**Description of the task:** Copy every line that holds "this".

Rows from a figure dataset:
-- Start --
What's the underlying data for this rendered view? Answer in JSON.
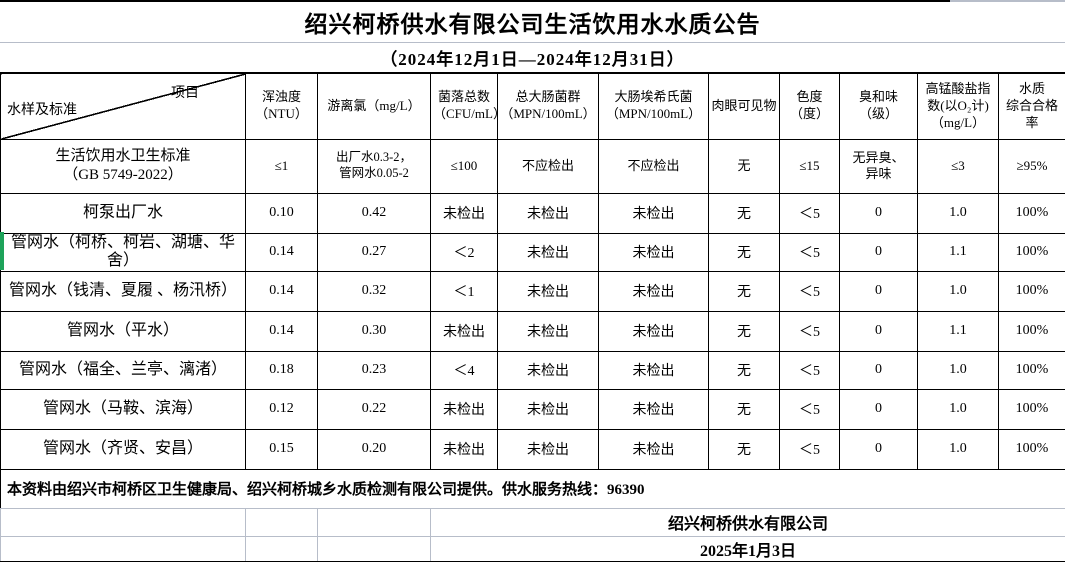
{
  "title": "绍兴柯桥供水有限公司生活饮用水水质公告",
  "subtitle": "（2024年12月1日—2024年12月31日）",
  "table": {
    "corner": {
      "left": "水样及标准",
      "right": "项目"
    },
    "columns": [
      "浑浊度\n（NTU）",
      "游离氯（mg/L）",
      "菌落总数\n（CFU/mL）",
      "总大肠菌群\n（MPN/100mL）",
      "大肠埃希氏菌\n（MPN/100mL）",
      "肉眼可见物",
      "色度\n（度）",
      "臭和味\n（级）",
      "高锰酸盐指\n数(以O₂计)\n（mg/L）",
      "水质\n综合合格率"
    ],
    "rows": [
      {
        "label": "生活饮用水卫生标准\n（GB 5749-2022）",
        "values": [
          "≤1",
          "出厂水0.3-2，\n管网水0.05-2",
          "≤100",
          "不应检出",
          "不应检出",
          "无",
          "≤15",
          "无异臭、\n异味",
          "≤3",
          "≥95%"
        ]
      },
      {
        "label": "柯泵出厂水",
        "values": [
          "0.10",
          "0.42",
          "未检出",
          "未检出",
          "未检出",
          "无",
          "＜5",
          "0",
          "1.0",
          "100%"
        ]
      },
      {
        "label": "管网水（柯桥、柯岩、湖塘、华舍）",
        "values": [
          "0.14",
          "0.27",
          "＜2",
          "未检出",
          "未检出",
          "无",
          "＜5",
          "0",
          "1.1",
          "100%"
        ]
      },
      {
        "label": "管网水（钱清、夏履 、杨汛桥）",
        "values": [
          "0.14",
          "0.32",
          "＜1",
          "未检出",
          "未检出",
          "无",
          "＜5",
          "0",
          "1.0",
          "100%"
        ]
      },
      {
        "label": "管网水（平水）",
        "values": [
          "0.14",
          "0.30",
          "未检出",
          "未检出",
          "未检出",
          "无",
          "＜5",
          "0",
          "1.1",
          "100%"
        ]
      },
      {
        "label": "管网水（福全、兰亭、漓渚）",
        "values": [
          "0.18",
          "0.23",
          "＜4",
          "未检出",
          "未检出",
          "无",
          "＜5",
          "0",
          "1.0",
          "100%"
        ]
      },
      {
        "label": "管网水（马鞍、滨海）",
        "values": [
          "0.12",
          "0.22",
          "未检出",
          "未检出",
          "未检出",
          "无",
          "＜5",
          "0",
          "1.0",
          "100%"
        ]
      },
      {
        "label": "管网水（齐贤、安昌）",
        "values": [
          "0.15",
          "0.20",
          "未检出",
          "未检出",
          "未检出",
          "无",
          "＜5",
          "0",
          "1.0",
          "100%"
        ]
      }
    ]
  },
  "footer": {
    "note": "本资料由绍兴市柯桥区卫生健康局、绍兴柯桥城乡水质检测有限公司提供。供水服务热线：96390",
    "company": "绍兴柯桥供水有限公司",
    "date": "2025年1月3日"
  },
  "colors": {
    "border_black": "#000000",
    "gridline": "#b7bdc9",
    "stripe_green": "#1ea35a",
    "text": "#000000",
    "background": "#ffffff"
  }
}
-- End --
-- Start --
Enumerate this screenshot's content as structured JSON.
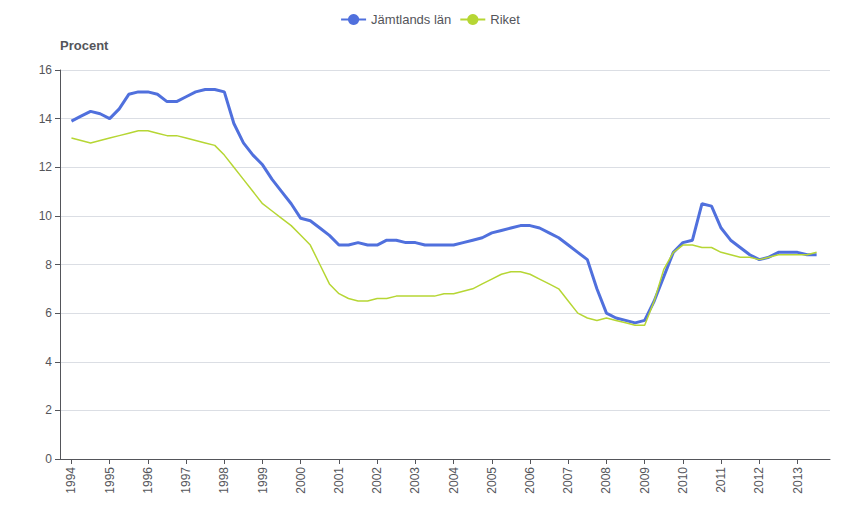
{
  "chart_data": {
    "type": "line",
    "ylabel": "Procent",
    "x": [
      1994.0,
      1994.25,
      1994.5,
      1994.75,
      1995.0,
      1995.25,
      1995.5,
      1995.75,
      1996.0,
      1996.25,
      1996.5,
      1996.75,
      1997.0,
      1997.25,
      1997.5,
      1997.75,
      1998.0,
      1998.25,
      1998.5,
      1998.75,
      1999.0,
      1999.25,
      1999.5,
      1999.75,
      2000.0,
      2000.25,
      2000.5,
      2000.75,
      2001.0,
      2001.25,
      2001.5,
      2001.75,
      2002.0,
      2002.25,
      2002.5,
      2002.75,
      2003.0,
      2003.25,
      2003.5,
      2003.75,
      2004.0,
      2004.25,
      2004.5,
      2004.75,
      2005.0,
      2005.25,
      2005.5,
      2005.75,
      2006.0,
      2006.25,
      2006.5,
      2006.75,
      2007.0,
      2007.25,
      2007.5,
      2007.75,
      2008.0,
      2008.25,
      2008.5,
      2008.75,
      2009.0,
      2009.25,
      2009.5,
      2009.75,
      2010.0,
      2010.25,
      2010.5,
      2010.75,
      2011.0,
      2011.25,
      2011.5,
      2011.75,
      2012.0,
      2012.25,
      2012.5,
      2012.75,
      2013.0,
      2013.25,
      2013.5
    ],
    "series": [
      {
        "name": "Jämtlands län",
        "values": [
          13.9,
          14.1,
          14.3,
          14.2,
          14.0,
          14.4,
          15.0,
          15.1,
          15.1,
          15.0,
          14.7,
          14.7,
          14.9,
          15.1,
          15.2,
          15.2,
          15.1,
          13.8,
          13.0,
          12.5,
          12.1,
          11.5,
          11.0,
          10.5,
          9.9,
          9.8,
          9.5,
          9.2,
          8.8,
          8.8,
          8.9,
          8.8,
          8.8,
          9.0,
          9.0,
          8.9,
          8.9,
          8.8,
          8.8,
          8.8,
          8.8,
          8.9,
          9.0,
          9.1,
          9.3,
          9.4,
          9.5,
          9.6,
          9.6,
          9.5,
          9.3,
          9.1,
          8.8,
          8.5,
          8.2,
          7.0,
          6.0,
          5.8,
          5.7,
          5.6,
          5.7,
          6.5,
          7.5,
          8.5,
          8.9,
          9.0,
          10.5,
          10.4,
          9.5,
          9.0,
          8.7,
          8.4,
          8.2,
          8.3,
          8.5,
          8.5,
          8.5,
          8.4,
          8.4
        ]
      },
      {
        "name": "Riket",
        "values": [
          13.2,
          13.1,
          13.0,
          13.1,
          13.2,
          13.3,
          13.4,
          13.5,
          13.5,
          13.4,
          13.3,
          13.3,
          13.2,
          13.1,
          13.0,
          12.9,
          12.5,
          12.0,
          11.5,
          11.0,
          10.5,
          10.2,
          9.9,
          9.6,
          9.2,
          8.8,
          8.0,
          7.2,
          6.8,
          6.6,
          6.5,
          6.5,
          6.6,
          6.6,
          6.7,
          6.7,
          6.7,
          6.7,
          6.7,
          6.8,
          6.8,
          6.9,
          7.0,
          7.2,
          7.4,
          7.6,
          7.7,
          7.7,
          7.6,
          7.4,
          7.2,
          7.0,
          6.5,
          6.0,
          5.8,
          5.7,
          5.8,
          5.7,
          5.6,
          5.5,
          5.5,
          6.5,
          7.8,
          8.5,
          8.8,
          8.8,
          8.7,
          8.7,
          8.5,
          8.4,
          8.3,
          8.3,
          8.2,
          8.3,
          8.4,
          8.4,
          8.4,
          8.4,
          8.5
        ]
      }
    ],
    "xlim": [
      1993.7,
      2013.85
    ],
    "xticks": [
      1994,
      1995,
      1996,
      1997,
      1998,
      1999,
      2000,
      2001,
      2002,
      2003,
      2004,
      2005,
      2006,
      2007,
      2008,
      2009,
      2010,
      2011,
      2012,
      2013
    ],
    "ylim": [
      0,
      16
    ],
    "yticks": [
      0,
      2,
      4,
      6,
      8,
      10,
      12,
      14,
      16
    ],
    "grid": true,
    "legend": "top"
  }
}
-- End --
**Full solution:**
What's the underlying data for this rendered view? Answer in JSON.
Enumerate this screenshot's content as structured JSON.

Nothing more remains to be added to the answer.